### [DIRECTION]
Repeat the listing in full, word for word.

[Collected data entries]
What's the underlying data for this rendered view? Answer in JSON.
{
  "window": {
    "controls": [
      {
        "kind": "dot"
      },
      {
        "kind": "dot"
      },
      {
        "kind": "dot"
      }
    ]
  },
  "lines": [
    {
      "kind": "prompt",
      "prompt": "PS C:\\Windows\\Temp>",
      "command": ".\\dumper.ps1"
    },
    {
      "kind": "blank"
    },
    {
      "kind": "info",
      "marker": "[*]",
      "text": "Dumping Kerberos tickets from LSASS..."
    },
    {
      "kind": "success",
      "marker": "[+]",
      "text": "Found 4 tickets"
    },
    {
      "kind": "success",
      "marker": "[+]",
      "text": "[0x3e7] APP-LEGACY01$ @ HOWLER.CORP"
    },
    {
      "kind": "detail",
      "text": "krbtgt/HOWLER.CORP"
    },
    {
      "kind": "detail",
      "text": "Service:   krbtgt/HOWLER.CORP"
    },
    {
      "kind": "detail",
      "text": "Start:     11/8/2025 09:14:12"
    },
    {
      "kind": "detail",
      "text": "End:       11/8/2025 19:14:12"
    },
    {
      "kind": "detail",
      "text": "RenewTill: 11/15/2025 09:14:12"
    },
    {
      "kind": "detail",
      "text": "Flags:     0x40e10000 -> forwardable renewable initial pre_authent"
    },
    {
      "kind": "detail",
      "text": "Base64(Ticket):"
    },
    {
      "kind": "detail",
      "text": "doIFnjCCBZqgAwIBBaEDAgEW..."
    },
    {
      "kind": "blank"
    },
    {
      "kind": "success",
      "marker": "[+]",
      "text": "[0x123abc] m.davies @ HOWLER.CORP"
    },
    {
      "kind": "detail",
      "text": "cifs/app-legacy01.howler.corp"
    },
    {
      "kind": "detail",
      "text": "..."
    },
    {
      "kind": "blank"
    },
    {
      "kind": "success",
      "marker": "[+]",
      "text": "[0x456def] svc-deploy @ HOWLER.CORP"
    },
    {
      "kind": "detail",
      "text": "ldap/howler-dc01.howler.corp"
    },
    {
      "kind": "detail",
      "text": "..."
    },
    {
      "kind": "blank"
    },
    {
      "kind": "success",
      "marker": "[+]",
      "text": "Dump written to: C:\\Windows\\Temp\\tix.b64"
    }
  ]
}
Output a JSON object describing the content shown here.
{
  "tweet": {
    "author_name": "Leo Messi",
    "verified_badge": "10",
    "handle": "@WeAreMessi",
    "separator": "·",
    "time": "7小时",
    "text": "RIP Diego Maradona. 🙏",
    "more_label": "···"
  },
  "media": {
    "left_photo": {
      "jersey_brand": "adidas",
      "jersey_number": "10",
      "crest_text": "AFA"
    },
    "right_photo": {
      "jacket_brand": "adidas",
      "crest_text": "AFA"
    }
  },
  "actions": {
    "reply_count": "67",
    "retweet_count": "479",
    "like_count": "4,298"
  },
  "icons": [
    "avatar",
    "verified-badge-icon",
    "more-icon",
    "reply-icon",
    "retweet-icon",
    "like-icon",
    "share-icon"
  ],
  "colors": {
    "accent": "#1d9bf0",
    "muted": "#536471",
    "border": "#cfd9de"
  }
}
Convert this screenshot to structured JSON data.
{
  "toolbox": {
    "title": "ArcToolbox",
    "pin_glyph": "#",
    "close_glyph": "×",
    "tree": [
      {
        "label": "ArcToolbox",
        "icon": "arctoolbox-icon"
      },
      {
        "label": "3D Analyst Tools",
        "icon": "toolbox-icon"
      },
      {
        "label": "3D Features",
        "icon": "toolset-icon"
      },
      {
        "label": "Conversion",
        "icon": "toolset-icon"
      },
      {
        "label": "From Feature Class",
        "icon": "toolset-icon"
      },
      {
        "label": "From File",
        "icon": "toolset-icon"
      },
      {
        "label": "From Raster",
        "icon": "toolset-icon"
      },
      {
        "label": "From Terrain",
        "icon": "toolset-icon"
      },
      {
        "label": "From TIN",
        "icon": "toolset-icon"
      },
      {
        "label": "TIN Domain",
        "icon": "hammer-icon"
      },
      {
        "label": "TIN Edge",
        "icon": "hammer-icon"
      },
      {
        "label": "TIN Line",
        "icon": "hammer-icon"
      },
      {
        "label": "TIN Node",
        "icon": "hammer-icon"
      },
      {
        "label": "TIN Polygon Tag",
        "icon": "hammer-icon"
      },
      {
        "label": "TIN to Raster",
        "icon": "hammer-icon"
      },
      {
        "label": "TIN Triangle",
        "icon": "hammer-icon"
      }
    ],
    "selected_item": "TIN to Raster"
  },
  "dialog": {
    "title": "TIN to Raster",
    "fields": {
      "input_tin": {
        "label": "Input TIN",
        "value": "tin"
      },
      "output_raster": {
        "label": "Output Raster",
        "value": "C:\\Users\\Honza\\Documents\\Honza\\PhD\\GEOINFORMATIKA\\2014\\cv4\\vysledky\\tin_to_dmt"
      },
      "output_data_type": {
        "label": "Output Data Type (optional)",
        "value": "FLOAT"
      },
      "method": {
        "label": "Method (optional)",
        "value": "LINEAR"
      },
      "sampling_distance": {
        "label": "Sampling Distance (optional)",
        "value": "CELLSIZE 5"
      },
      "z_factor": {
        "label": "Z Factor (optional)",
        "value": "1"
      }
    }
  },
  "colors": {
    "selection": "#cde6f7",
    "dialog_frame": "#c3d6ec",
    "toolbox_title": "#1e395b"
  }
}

### [EXERCISE ANSWER]
What's the underlying data for this rendered view? Answer in JSON.
{
  "window": {
    "controls": [
      {
        "kind": "dot"
      },
      {
        "kind": "dot"
      },
      {
        "kind": "dot"
      }
    ]
  },
  "lines": [
    {
      "kind": "prompt",
      "prompt": "PS C:\\Windows\\Temp>",
      "command": ".\\dumper.ps1"
    },
    {
      "kind": "blank"
    },
    {
      "kind": "info",
      "marker": "[*]",
      "text": "Dumping Kerberos tickets from LSASS..."
    },
    {
      "kind": "success",
      "marker": "[+]",
      "text": "Found 4 tickets"
    },
    {
      "kind": "success",
      "marker": "[+]",
      "text": "[0x3e7] APP-LEGACY01$ @ HOWLER.CORP"
    },
    {
      "kind": "detail",
      "text": "krbtgt/HOWLER.CORP"
    },
    {
      "kind": "detail",
      "text": "Service:   krbtgt/HOWLER.CORP"
    },
    {
      "kind": "detail",
      "text": "Start:     11/8/2025 09:14:12"
    },
    {
      "kind": "detail",
      "text": "End:       11/8/2025 19:14:12"
    },
    {
      "kind": "detail",
      "text": "RenewTill: 11/15/2025 09:14:12"
    },
    {
      "kind": "detail",
      "text": "Flags:     0x40e10000 -> forwardable renewable initial pre_authent"
    },
    {
      "kind": "detail",
      "text": "Base64(Ticket):"
    },
    {
      "kind": "detail",
      "text": "doIFnjCCBZqgAwIBBaEDAgEW..."
    },
    {
      "kind": "blank"
    },
    {
      "kind": "success",
      "marker": "[+]",
      "text": "[0x123abc] m.davies @ HOWLER.CORP"
    },
    {
      "kind": "detail",
      "text": "cifs/app-legacy01.howler.corp"
    },
    {
      "kind": "detail",
      "text": "..."
    },
    {
      "kind": "blank"
    },
    {
      "kind": "success",
      "marker": "[+]",
      "text": "[0x456def] svc-deploy @ HOWLER.CORP"
    },
    {
      "kind": "detail",
      "text": "ldap/howler-dc01.howler.corp"
    },
    {
      "kind": "detail",
      "text": "..."
    },
    {
      "kind": "blank"
    },
    {
      "kind": "success",
      "marker": "[+]",
      "text": "Dump written to: C:\\Windows\\Temp\\tix.b64"
    }
  ]
}
Output a JSON object describing the content shown here.
{
  "tweet": {
    "author_name": "Leo Messi",
    "verified_badge": "10",
    "handle": "@WeAreMessi",
    "separator": "·",
    "time": "7小时",
    "text": "RIP Diego Maradona. 🙏",
    "more_label": "···"
  },
  "media": {
    "left_photo": {
      "jersey_brand": "adidas",
      "jersey_number": "10",
      "crest_text": "AFA"
    },
    "right_photo": {
      "jacket_brand": "adidas",
      "crest_text": "AFA"
    }
  },
  "actions": {
    "reply_count": "67",
    "retweet_count": "479",
    "like_count": "4,298"
  },
  "icons": [
    "avatar",
    "verified-badge-icon",
    "more-icon",
    "reply-icon",
    "retweet-icon",
    "like-icon",
    "share-icon"
  ],
  "colors": {
    "accent": "#1d9bf0",
    "muted": "#536471",
    "border": "#cfd9de"
  }
}
Convert this screenshot to structured JSON data.
{
  "toolbox": {
    "title": "ArcToolbox",
    "pin_glyph": "#",
    "close_glyph": "×",
    "tree": [
      {
        "label": "ArcToolbox",
        "icon": "arctoolbox-icon"
      },
      {
        "label": "3D Analyst Tools",
        "icon": "toolbox-icon"
      },
      {
        "label": "3D Features",
        "icon": "toolset-icon"
      },
      {
        "label": "Conversion",
        "icon": "toolset-icon"
      },
      {
        "label": "From Feature Class",
        "icon": "toolset-icon"
      },
      {
        "label": "From File",
        "icon": "toolset-icon"
      },
      {
        "label": "From Raster",
        "icon": "toolset-icon"
      },
      {
        "label": "From Terrain",
        "icon": "toolset-icon"
      },
      {
        "label": "From TIN",
        "icon": "toolset-icon"
      },
      {
        "label": "TIN Domain",
        "icon": "hammer-icon"
      },
      {
        "label": "TIN Edge",
        "icon": "hammer-icon"
      },
      {
        "label": "TIN Line",
        "icon": "hammer-icon"
      },
      {
        "label": "TIN Node",
        "icon": "hammer-icon"
      },
      {
        "label": "TIN Polygon Tag",
        "icon": "hammer-icon"
      },
      {
        "label": "TIN to Raster",
        "icon": "hammer-icon"
      },
      {
        "label": "TIN Triangle",
        "icon": "hammer-icon"
      }
    ],
    "selected_item": "TIN to Raster"
  },
  "dialog": {
    "title": "TIN to Raster",
    "fields": {
      "input_tin": {
        "label": "Input TIN",
        "value": "tin"
      },
      "output_raster": {
        "label": "Output Raster",
        "value": "C:\\Users\\Honza\\Documents\\Honza\\PhD\\GEOINFORMATIKA\\2014\\cv4\\vysledky\\tin_to_dmt"
      },
      "output_data_type": {
        "label": "Output Data Type (optional)",
        "value": "FLOAT"
      },
      "method": {
        "label": "Method (optional)",
        "value": "LINEAR"
      },
      "sampling_distance": {
        "label": "Sampling Distance (optional)",
        "value": "CELLSIZE 5"
      },
      "z_factor": {
        "label": "Z Factor (optional)",
        "value": "1"
      }
    }
  },
  "colors": {
    "selection": "#cde6f7",
    "dialog_frame": "#c3d6ec",
    "toolbox_title": "#1e395b"
  }
}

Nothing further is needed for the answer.